DATA PROVIDED |
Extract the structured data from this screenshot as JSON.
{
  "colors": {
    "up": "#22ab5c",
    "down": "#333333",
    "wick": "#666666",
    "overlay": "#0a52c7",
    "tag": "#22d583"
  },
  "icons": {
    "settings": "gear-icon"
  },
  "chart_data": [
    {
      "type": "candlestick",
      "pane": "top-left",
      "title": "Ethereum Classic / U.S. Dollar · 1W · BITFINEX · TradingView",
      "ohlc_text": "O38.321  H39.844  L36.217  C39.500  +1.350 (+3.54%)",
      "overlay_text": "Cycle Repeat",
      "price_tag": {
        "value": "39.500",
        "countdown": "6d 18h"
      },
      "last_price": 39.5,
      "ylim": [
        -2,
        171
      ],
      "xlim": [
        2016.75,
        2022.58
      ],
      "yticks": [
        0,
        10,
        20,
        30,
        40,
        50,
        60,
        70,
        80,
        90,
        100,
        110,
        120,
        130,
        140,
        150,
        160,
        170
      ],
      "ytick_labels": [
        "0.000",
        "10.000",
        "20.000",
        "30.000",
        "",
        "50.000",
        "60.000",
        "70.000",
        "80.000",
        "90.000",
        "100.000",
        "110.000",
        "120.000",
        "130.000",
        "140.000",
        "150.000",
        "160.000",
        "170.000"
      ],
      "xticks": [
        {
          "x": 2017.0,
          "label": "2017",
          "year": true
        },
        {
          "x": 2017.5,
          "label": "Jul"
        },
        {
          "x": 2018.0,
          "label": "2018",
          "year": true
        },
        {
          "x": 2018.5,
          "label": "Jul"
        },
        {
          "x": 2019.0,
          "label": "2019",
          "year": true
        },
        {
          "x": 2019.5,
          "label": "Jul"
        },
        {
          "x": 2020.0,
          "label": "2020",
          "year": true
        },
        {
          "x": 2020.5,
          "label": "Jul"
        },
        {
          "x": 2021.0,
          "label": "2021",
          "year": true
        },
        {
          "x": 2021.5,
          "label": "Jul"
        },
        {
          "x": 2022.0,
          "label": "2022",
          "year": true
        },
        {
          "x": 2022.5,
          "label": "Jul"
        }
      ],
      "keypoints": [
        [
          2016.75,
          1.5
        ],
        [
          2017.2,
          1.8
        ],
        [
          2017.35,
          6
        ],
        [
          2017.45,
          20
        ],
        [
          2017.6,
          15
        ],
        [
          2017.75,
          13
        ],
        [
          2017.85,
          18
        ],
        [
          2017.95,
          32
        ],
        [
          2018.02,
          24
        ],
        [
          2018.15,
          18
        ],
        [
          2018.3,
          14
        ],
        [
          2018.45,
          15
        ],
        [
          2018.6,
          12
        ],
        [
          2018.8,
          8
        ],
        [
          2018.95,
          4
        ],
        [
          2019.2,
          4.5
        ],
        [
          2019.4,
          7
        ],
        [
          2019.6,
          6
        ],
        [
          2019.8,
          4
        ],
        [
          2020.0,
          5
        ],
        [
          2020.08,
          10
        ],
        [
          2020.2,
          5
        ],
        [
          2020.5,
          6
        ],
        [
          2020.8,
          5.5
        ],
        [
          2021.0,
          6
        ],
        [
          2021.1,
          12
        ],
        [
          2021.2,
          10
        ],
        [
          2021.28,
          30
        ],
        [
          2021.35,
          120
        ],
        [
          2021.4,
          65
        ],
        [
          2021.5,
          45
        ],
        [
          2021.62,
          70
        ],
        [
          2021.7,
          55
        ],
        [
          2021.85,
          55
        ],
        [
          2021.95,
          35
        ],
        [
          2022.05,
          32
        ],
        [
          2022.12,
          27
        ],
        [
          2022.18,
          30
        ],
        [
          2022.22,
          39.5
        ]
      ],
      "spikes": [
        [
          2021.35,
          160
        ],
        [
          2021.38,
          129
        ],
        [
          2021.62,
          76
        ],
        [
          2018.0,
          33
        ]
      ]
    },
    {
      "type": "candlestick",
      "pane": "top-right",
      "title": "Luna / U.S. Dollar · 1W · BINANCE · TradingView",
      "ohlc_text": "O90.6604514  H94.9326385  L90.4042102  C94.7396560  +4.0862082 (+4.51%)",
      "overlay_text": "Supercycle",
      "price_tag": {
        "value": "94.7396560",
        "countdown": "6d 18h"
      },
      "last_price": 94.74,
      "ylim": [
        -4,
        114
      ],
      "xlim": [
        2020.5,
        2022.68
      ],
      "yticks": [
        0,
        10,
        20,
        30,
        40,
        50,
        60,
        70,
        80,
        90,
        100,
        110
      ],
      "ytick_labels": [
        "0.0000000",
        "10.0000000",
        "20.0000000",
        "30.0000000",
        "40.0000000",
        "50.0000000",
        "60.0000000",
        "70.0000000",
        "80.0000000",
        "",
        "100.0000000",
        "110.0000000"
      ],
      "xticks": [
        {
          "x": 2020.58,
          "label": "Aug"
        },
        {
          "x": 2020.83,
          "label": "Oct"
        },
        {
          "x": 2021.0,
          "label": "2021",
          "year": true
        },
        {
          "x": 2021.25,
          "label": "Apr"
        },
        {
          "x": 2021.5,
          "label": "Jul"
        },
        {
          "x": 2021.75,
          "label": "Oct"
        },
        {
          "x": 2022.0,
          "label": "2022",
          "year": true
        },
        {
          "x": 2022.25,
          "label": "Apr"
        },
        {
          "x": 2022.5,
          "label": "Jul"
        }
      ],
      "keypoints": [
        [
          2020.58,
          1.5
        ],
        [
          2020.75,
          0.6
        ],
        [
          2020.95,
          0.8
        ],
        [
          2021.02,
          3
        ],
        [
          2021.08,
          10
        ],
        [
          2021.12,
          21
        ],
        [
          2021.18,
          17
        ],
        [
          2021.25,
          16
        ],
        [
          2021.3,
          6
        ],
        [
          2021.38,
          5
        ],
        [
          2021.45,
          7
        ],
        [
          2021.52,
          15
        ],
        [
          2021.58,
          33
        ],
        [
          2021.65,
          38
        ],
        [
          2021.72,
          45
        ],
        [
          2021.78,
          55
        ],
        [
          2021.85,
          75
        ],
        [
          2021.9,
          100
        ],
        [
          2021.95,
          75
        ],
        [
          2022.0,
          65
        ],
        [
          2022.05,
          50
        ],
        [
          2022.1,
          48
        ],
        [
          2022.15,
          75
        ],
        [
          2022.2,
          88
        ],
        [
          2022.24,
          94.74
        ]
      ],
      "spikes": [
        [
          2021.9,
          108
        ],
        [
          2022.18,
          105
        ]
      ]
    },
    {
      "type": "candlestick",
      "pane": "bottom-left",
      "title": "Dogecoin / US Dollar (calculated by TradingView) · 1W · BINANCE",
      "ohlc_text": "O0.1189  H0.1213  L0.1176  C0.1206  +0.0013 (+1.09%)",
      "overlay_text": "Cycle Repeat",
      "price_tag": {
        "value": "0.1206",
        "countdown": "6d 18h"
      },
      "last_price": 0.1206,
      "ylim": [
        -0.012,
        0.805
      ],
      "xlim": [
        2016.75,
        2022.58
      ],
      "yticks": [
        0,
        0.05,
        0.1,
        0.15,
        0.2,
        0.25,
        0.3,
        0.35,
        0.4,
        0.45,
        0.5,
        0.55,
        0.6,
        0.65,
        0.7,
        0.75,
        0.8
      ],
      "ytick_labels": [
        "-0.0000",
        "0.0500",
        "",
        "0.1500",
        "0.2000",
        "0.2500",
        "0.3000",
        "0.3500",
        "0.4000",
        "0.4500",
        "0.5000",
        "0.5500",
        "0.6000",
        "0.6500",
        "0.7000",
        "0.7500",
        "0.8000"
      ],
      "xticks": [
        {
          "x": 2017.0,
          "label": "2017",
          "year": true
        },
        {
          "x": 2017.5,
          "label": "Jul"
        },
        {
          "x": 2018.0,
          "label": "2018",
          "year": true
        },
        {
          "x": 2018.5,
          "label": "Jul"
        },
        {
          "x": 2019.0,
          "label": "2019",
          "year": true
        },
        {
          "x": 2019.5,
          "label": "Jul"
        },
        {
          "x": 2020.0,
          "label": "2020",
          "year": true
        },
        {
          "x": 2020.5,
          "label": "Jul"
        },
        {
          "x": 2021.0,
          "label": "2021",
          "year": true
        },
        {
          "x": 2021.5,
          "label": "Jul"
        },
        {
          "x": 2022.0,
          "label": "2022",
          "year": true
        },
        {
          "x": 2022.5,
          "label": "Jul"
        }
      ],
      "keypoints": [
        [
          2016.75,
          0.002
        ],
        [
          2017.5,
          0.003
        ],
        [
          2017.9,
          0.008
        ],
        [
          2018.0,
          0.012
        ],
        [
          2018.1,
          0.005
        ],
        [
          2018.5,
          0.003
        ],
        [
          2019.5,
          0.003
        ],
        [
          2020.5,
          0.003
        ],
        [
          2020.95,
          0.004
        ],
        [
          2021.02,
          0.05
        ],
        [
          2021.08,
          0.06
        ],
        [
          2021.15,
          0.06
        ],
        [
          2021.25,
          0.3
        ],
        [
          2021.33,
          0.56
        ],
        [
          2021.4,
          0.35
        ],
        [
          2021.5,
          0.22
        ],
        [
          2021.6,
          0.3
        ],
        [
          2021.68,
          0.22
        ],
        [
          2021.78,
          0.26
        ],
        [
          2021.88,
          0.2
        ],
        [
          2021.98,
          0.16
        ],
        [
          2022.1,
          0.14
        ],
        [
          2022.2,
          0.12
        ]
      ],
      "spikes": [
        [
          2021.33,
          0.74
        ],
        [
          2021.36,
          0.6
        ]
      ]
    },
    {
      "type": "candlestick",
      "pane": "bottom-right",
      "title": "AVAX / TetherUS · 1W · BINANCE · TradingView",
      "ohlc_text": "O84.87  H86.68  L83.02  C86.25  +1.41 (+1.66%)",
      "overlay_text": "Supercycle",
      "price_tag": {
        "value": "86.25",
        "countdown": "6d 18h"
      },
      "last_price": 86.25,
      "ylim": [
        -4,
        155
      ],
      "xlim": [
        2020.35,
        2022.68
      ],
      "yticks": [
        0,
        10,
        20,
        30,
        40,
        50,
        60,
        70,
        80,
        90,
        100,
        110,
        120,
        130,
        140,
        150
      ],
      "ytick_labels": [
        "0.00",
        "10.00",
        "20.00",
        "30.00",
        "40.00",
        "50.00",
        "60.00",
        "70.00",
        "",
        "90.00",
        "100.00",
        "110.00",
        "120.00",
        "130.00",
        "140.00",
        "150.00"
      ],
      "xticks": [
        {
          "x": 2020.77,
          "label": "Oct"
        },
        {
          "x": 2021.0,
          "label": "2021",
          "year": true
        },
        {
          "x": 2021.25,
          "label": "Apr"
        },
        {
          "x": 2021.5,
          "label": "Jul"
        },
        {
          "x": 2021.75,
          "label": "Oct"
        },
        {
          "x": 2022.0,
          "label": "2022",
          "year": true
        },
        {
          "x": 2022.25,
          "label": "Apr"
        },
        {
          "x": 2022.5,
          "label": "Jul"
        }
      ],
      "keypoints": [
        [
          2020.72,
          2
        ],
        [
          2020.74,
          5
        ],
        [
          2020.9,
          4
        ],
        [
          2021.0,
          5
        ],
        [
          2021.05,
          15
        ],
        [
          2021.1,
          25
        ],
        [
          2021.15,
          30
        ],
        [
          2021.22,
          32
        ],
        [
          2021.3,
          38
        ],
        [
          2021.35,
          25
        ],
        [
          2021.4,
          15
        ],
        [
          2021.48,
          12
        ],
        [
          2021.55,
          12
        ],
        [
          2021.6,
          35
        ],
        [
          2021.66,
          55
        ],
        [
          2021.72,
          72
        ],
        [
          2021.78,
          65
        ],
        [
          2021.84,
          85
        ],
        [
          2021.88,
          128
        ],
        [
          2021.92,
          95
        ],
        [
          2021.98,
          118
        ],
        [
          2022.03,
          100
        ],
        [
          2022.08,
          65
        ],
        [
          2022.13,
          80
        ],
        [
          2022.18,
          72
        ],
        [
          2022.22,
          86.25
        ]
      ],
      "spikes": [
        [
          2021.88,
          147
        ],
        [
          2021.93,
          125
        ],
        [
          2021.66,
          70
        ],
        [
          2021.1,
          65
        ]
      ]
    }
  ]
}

THE TASK |
Count every line above that holds the string "TradingView" and give the total, nothing more.

SOLUTION BELOW |
4